[Records from a collection]
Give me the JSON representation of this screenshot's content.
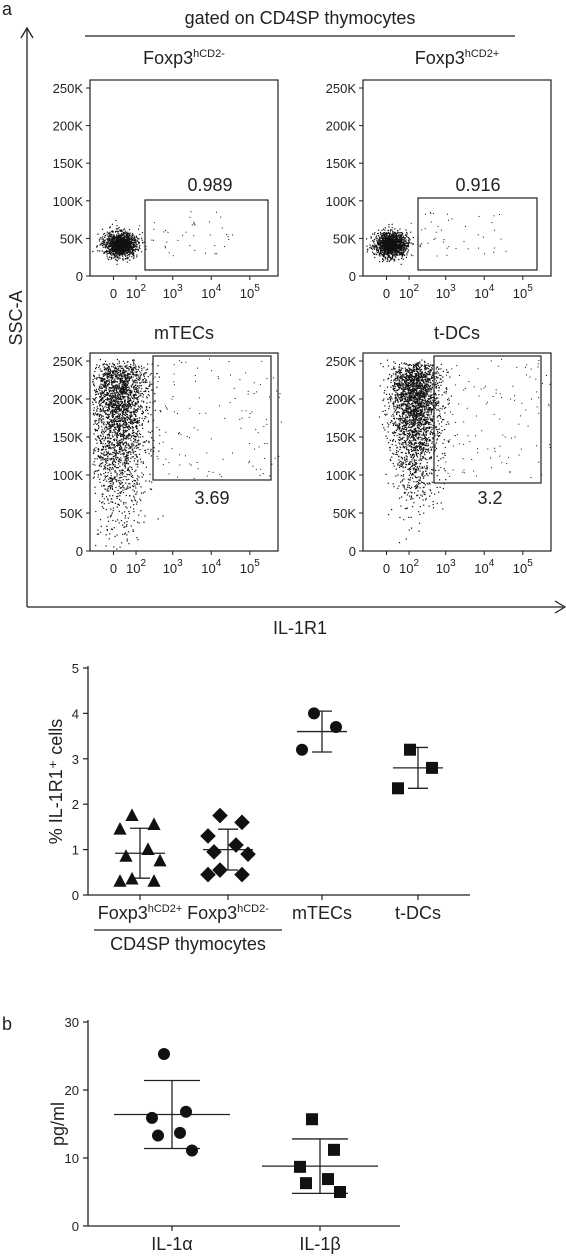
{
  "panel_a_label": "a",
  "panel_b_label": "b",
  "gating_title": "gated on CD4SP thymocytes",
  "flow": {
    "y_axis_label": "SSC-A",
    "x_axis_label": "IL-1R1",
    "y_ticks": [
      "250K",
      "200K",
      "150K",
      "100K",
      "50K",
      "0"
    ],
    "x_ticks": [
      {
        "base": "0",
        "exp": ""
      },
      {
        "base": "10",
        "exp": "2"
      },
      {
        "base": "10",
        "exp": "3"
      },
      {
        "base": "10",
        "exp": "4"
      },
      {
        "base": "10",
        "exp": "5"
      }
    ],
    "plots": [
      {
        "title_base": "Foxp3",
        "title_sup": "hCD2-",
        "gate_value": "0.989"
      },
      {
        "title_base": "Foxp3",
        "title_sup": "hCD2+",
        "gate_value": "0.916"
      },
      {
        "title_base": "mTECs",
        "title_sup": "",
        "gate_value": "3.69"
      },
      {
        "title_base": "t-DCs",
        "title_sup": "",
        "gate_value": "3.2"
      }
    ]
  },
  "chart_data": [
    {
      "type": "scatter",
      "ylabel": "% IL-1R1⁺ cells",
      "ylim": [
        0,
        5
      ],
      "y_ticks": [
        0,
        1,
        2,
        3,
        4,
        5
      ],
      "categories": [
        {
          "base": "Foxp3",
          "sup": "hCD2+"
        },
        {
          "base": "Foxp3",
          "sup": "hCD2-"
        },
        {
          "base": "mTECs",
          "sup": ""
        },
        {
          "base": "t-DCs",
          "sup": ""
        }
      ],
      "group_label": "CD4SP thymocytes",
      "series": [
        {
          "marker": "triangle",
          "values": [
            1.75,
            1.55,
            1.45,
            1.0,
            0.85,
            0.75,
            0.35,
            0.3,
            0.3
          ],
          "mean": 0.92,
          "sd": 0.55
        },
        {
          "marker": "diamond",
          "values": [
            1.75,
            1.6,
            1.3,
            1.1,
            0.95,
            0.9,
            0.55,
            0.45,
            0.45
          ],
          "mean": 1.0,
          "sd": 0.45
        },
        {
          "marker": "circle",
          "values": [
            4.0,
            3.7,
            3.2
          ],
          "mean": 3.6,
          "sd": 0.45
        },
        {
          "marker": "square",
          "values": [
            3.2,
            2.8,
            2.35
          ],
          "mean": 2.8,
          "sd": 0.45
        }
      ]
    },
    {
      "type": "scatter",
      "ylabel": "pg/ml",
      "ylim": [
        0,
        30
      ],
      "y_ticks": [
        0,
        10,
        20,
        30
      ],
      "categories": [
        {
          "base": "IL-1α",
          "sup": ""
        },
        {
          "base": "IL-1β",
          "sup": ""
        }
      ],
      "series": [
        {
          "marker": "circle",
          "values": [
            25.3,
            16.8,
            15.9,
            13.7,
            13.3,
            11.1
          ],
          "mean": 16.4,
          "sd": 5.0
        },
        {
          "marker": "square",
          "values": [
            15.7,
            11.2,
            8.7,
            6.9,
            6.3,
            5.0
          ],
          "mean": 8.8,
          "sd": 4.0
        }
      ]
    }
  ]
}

_Brief:_ Leaving the pictures behind, return every line above exactly.

_Solution to the exercise:_
Give me the JSON representation of this screenshot's content.
{
  "panel_a_label": "a",
  "panel_b_label": "b",
  "gating_title": "gated on CD4SP thymocytes",
  "flow": {
    "y_axis_label": "SSC-A",
    "x_axis_label": "IL-1R1",
    "y_ticks": [
      "250K",
      "200K",
      "150K",
      "100K",
      "50K",
      "0"
    ],
    "x_ticks": [
      {
        "base": "0",
        "exp": ""
      },
      {
        "base": "10",
        "exp": "2"
      },
      {
        "base": "10",
        "exp": "3"
      },
      {
        "base": "10",
        "exp": "4"
      },
      {
        "base": "10",
        "exp": "5"
      }
    ],
    "plots": [
      {
        "title_base": "Foxp3",
        "title_sup": "hCD2-",
        "gate_value": "0.989"
      },
      {
        "title_base": "Foxp3",
        "title_sup": "hCD2+",
        "gate_value": "0.916"
      },
      {
        "title_base": "mTECs",
        "title_sup": "",
        "gate_value": "3.69"
      },
      {
        "title_base": "t-DCs",
        "title_sup": "",
        "gate_value": "3.2"
      }
    ]
  },
  "chart_data": [
    {
      "type": "scatter",
      "ylabel": "% IL-1R1⁺ cells",
      "ylim": [
        0,
        5
      ],
      "y_ticks": [
        0,
        1,
        2,
        3,
        4,
        5
      ],
      "categories": [
        {
          "base": "Foxp3",
          "sup": "hCD2+"
        },
        {
          "base": "Foxp3",
          "sup": "hCD2-"
        },
        {
          "base": "mTECs",
          "sup": ""
        },
        {
          "base": "t-DCs",
          "sup": ""
        }
      ],
      "group_label": "CD4SP thymocytes",
      "series": [
        {
          "marker": "triangle",
          "values": [
            1.75,
            1.55,
            1.45,
            1.0,
            0.85,
            0.75,
            0.35,
            0.3,
            0.3
          ],
          "mean": 0.92,
          "sd": 0.55
        },
        {
          "marker": "diamond",
          "values": [
            1.75,
            1.6,
            1.3,
            1.1,
            0.95,
            0.9,
            0.55,
            0.45,
            0.45
          ],
          "mean": 1.0,
          "sd": 0.45
        },
        {
          "marker": "circle",
          "values": [
            4.0,
            3.7,
            3.2
          ],
          "mean": 3.6,
          "sd": 0.45
        },
        {
          "marker": "square",
          "values": [
            3.2,
            2.8,
            2.35
          ],
          "mean": 2.8,
          "sd": 0.45
        }
      ]
    },
    {
      "type": "scatter",
      "ylabel": "pg/ml",
      "ylim": [
        0,
        30
      ],
      "y_ticks": [
        0,
        10,
        20,
        30
      ],
      "categories": [
        {
          "base": "IL-1α",
          "sup": ""
        },
        {
          "base": "IL-1β",
          "sup": ""
        }
      ],
      "series": [
        {
          "marker": "circle",
          "values": [
            25.3,
            16.8,
            15.9,
            13.7,
            13.3,
            11.1
          ],
          "mean": 16.4,
          "sd": 5.0
        },
        {
          "marker": "square",
          "values": [
            15.7,
            11.2,
            8.7,
            6.9,
            6.3,
            5.0
          ],
          "mean": 8.8,
          "sd": 4.0
        }
      ]
    }
  ]
}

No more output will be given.